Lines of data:
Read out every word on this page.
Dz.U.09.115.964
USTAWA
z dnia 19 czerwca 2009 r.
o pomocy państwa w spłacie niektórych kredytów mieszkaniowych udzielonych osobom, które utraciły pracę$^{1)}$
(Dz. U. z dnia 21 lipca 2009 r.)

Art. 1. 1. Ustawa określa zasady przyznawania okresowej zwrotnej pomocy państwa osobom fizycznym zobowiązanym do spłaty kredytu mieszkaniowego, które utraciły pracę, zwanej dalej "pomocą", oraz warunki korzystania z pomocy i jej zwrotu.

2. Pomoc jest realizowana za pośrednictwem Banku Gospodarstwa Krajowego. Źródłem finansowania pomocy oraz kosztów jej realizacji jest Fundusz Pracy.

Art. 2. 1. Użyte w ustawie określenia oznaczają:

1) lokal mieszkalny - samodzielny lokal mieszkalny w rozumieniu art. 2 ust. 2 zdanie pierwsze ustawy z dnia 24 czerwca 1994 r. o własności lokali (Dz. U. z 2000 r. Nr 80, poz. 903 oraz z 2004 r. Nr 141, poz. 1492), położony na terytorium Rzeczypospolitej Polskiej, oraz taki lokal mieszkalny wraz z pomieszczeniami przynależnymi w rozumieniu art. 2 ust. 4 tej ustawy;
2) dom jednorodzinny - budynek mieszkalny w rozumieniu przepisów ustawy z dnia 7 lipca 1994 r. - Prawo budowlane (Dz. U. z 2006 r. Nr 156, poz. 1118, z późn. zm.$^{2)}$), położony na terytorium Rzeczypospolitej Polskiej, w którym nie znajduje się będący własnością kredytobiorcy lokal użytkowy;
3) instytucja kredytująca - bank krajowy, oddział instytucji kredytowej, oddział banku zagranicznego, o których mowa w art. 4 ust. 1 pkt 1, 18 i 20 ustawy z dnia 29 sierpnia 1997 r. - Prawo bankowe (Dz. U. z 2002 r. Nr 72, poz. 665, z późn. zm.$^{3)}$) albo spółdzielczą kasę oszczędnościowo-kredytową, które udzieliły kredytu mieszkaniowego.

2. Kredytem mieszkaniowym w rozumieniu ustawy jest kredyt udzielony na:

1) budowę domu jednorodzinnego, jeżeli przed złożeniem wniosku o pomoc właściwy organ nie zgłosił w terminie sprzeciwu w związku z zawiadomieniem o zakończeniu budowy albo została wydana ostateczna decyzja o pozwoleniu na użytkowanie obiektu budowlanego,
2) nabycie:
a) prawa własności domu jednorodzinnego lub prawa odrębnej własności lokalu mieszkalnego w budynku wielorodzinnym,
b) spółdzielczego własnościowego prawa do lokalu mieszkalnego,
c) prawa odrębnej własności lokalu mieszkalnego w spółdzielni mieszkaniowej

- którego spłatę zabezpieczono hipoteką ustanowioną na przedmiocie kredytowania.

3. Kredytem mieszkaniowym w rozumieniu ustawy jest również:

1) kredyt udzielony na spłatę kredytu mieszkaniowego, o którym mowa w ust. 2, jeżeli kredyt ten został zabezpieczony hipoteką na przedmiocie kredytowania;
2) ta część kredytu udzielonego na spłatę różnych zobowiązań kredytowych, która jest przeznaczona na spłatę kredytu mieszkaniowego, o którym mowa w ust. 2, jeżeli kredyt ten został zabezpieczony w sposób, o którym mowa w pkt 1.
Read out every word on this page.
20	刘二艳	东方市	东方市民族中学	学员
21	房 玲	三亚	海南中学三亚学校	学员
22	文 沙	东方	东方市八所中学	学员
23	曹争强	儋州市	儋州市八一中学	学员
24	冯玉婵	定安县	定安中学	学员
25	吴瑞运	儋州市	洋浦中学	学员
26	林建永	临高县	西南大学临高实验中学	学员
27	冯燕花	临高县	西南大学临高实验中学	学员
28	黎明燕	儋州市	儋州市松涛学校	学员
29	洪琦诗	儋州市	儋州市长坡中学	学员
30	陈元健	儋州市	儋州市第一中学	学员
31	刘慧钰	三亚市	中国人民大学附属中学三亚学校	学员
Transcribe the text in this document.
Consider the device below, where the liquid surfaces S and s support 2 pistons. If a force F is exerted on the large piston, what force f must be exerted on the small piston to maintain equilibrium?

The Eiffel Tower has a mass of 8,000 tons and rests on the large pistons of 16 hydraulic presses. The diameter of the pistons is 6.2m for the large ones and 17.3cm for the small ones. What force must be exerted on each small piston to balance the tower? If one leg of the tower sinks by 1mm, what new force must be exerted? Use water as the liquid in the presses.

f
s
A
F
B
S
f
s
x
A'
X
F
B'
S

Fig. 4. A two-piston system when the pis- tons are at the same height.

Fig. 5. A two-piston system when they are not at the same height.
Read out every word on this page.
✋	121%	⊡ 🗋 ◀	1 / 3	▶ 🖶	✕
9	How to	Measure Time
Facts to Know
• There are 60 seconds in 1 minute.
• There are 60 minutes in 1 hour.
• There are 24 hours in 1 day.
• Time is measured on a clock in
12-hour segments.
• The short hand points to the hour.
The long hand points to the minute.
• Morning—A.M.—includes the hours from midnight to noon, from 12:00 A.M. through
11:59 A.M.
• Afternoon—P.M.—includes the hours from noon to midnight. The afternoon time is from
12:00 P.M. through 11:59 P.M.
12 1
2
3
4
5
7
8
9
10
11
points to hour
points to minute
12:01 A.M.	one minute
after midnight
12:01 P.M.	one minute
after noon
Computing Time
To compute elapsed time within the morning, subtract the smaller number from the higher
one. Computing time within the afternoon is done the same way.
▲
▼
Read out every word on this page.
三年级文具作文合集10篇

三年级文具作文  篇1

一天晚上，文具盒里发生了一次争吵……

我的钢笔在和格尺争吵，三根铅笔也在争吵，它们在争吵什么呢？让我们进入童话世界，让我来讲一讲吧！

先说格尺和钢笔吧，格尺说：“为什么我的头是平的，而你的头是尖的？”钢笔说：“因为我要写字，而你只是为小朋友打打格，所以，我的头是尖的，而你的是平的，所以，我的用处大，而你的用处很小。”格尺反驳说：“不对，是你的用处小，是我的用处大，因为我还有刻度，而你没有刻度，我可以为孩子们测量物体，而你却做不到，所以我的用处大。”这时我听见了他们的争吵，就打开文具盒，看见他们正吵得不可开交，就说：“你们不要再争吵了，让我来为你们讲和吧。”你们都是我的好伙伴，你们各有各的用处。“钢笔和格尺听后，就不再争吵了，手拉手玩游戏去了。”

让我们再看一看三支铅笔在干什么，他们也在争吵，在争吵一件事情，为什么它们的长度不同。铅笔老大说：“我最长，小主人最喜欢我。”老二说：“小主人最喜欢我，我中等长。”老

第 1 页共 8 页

CHALLENGE
Reproduce the material above, every line of it, exactly.

RESULT
Read out every word on this page.
Dz.U.09.115.964
USTAWA
z dnia 19 czerwca 2009 r.
o pomocy państwa w spłacie niektórych kredytów mieszkaniowych udzielonych osobom, które utraciły pracę$^{1)}$
(Dz. U. z dnia 21 lipca 2009 r.)

Art. 1. 1. Ustawa określa zasady przyznawania okresowej zwrotnej pomocy państwa osobom fizycznym zobowiązanym do spłaty kredytu mieszkaniowego, które utraciły pracę, zwanej dalej "pomocą", oraz warunki korzystania z pomocy i jej zwrotu.

2. Pomoc jest realizowana za pośrednictwem Banku Gospodarstwa Krajowego. Źródłem finansowania pomocy oraz kosztów jej realizacji jest Fundusz Pracy.

Art. 2. 1. Użyte w ustawie określenia oznaczają:

1) lokal mieszkalny - samodzielny lokal mieszkalny w rozumieniu art. 2 ust. 2 zdanie pierwsze ustawy z dnia 24 czerwca 1994 r. o własności lokali (Dz. U. z 2000 r. Nr 80, poz. 903 oraz z 2004 r. Nr 141, poz. 1492), położony na terytorium Rzeczypospolitej Polskiej, oraz taki lokal mieszkalny wraz z pomieszczeniami przynależnymi w rozumieniu art. 2 ust. 4 tej ustawy;
2) dom jednorodzinny - budynek mieszkalny w rozumieniu przepisów ustawy z dnia 7 lipca 1994 r. - Prawo budowlane (Dz. U. z 2006 r. Nr 156, poz. 1118, z późn. zm.$^{2)}$), położony na terytorium Rzeczypospolitej Polskiej, w którym nie znajduje się będący własnością kredytobiorcy lokal użytkowy;
3) instytucja kredytująca - bank krajowy, oddział instytucji kredytowej, oddział banku zagranicznego, o których mowa w art. 4 ust. 1 pkt 1, 18 i 20 ustawy z dnia 29 sierpnia 1997 r. - Prawo bankowe (Dz. U. z 2002 r. Nr 72, poz. 665, z późn. zm.$^{3)}$) albo spółdzielczą kasę oszczędnościowo-kredytową, które udzieliły kredytu mieszkaniowego.

2. Kredytem mieszkaniowym w rozumieniu ustawy jest kredyt udzielony na:

1) budowę domu jednorodzinnego, jeżeli przed złożeniem wniosku o pomoc właściwy organ nie zgłosił w terminie sprzeciwu w związku z zawiadomieniem o zakończeniu budowy albo została wydana ostateczna decyzja o pozwoleniu na użytkowanie obiektu budowlanego,
2) nabycie:
a) prawa własności domu jednorodzinnego lub prawa odrębnej własności lokalu mieszkalnego w budynku wielorodzinnym,
b) spółdzielczego własnościowego prawa do lokalu mieszkalnego,
c) prawa odrębnej własności lokalu mieszkalnego w spółdzielni mieszkaniowej

- którego spłatę zabezpieczono hipoteką ustanowioną na przedmiocie kredytowania.

3. Kredytem mieszkaniowym w rozumieniu ustawy jest również:

1) kredyt udzielony na spłatę kredytu mieszkaniowego, o którym mowa w ust. 2, jeżeli kredyt ten został zabezpieczony hipoteką na przedmiocie kredytowania;
2) ta część kredytu udzielonego na spłatę różnych zobowiązań kredytowych, która jest przeznaczona na spłatę kredytu mieszkaniowego, o którym mowa w ust. 2, jeżeli kredyt ten został zabezpieczony w sposób, o którym mowa w pkt 1.
Read out every word on this page.
20	刘二艳	东方市	东方市民族中学	学员
21	房 玲	三亚	海南中学三亚学校	学员
22	文 沙	东方	东方市八所中学	学员
23	曹争强	儋州市	儋州市八一中学	学员
24	冯玉婵	定安县	定安中学	学员
25	吴瑞运	儋州市	洋浦中学	学员
26	林建永	临高县	西南大学临高实验中学	学员
27	冯燕花	临高县	西南大学临高实验中学	学员
28	黎明燕	儋州市	儋州市松涛学校	学员
29	洪琦诗	儋州市	儋州市长坡中学	学员
30	陈元健	儋州市	儋州市第一中学	学员
31	刘慧钰	三亚市	中国人民大学附属中学三亚学校	学员
Transcribe the text in this document.
Consider the device below, where the liquid surfaces S and s support 2 pistons. If a force F is exerted on the large piston, what force f must be exerted on the small piston to maintain equilibrium?

The Eiffel Tower has a mass of 8,000 tons and rests on the large pistons of 16 hydraulic presses. The diameter of the pistons is 6.2m for the large ones and 17.3cm for the small ones. What force must be exerted on each small piston to balance the tower? If one leg of the tower sinks by 1mm, what new force must be exerted? Use water as the liquid in the presses.

f
s
A
F
B
S
f
s
x
A'
X
F
B'
S

Fig. 4. A two-piston system when the pis- tons are at the same height.

Fig. 5. A two-piston system when they are not at the same height.
Read out every word on this page.
✋	121%	⊡ 🗋 ◀	1 / 3	▶ 🖶	✕
9	How to	Measure Time
Facts to Know
• There are 60 seconds in 1 minute.
• There are 60 minutes in 1 hour.
• There are 24 hours in 1 day.
• Time is measured on a clock in
12-hour segments.
• The short hand points to the hour.
The long hand points to the minute.
• Morning—A.M.—includes the hours from midnight to noon, from 12:00 A.M. through
11:59 A.M.
• Afternoon—P.M.—includes the hours from noon to midnight. The afternoon time is from
12:00 P.M. through 11:59 P.M.
12 1
2
3
4
5
7
8
9
10
11
points to hour
points to minute
12:01 A.M.	one minute
after midnight
12:01 P.M.	one minute
after noon
Computing Time
To compute elapsed time within the morning, subtract the smaller number from the higher
one. Computing time within the afternoon is done the same way.
▲
▼
Read out every word on this page.
三年级文具作文合集10篇

三年级文具作文  篇1

一天晚上，文具盒里发生了一次争吵……

我的钢笔在和格尺争吵，三根铅笔也在争吵，它们在争吵什么呢？让我们进入童话世界，让我来讲一讲吧！

先说格尺和钢笔吧，格尺说：“为什么我的头是平的，而你的头是尖的？”钢笔说：“因为我要写字，而你只是为小朋友打打格，所以，我的头是尖的，而你的是平的，所以，我的用处大，而你的用处很小。”格尺反驳说：“不对，是你的用处小，是我的用处大，因为我还有刻度，而你没有刻度，我可以为孩子们测量物体，而你却做不到，所以我的用处大。”这时我听见了他们的争吵，就打开文具盒，看见他们正吵得不可开交，就说：“你们不要再争吵了，让我来为你们讲和吧。”你们都是我的好伙伴，你们各有各的用处。“钢笔和格尺听后，就不再争吵了，手拉手玩游戏去了。”

让我们再看一看三支铅笔在干什么，他们也在争吵，在争吵一件事情，为什么它们的长度不同。铅笔老大说：“我最长，小主人最喜欢我。”老二说：“小主人最喜欢我，我中等长。”老

第 1 页共 8 页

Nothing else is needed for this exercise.